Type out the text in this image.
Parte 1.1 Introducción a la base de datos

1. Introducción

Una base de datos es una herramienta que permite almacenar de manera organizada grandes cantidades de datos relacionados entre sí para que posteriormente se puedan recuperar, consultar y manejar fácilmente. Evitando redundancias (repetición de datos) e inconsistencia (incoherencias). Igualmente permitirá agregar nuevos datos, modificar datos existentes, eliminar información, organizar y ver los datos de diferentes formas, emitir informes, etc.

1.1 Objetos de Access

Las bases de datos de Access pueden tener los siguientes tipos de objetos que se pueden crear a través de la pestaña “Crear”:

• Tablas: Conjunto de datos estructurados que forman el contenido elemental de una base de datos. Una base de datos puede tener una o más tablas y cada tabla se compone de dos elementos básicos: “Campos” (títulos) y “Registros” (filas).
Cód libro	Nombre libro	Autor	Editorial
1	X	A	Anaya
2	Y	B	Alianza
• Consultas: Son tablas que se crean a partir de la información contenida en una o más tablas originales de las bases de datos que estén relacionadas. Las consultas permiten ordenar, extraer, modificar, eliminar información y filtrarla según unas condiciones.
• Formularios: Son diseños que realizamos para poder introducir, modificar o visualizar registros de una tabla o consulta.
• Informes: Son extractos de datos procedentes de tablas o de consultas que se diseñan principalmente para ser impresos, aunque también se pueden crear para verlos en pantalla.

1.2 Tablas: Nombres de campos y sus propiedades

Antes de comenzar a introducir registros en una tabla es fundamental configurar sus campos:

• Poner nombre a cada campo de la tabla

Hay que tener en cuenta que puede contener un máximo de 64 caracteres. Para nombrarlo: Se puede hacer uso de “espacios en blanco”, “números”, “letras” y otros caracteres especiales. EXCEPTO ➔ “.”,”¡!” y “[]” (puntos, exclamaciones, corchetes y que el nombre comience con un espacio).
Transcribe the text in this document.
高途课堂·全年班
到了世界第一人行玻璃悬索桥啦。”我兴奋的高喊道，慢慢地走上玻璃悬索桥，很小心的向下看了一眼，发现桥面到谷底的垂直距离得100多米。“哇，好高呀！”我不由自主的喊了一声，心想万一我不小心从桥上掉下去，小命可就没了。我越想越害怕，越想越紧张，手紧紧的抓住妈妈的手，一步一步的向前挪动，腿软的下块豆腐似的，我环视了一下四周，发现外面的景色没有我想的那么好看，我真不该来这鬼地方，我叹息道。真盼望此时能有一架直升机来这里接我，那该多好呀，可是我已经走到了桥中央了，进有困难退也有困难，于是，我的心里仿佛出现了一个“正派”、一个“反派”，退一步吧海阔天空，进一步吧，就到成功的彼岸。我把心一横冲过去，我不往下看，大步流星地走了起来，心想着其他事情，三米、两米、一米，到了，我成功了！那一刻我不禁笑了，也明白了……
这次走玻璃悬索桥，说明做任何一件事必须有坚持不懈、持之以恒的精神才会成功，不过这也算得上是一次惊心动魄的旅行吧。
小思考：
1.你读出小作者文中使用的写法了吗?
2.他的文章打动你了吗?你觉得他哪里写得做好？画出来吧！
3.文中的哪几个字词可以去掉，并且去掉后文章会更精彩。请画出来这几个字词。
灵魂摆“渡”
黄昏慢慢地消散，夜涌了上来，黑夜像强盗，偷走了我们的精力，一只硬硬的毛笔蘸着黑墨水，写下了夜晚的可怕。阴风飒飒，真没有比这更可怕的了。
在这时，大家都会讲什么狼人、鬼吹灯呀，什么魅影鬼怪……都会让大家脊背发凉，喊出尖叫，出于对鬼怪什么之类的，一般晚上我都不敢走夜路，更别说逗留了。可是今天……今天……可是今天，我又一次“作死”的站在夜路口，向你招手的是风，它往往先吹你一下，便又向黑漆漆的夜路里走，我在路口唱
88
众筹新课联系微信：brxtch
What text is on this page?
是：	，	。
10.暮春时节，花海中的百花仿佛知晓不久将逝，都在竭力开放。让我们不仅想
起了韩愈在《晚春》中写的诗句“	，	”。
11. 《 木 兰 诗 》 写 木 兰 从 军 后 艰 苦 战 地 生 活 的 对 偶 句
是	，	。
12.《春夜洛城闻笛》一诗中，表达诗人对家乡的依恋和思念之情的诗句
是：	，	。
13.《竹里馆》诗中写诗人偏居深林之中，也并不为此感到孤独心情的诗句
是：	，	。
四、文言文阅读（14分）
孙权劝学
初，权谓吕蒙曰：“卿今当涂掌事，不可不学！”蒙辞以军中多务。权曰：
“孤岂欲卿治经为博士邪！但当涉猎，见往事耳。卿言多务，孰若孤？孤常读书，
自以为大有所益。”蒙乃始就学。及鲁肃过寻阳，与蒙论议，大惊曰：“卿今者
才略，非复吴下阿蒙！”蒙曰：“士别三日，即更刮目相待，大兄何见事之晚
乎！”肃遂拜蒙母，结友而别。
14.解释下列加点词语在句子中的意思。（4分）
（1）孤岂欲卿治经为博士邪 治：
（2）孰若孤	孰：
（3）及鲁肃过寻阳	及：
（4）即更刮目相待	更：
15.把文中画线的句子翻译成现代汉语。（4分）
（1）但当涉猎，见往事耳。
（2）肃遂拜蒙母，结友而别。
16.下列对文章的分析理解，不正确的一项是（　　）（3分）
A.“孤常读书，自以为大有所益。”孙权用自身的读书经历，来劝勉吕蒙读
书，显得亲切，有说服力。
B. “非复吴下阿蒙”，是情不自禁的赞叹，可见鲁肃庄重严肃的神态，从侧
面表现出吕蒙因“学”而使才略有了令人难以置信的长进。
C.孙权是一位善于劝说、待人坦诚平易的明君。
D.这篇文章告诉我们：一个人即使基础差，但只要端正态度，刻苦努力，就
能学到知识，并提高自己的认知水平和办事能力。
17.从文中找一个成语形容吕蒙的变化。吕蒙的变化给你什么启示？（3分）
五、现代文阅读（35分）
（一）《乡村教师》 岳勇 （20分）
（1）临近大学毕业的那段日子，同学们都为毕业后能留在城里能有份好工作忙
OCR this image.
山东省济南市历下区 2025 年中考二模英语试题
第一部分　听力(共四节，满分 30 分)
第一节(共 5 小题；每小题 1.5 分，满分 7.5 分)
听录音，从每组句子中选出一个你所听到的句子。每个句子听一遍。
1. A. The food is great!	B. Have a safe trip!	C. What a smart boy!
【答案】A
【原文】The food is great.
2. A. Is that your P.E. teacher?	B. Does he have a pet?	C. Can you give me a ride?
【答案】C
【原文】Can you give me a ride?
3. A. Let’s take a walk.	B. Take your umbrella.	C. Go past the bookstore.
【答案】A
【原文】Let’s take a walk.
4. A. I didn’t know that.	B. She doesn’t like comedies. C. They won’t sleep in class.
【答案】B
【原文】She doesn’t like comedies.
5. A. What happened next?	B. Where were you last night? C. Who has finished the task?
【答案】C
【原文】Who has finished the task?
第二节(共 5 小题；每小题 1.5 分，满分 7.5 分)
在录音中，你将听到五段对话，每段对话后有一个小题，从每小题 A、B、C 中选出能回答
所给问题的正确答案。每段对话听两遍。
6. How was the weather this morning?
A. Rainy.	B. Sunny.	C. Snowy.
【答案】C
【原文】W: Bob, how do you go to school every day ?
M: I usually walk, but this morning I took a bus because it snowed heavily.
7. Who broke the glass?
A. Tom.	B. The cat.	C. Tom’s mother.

-------------------------

SET EXERCISE:
Which lines contain "cada"? Copy each of them.

TASK OUTPUT:
• Tablas: Conjunto de datos estructurados que forman el contenido elemental de una base de datos. Una base de datos puede tener una o más tablas y cada tabla se compone de dos elementos básicos: “Campos” (títulos) y “Registros” (filas).
• Poner nombre a cada campo de la tabla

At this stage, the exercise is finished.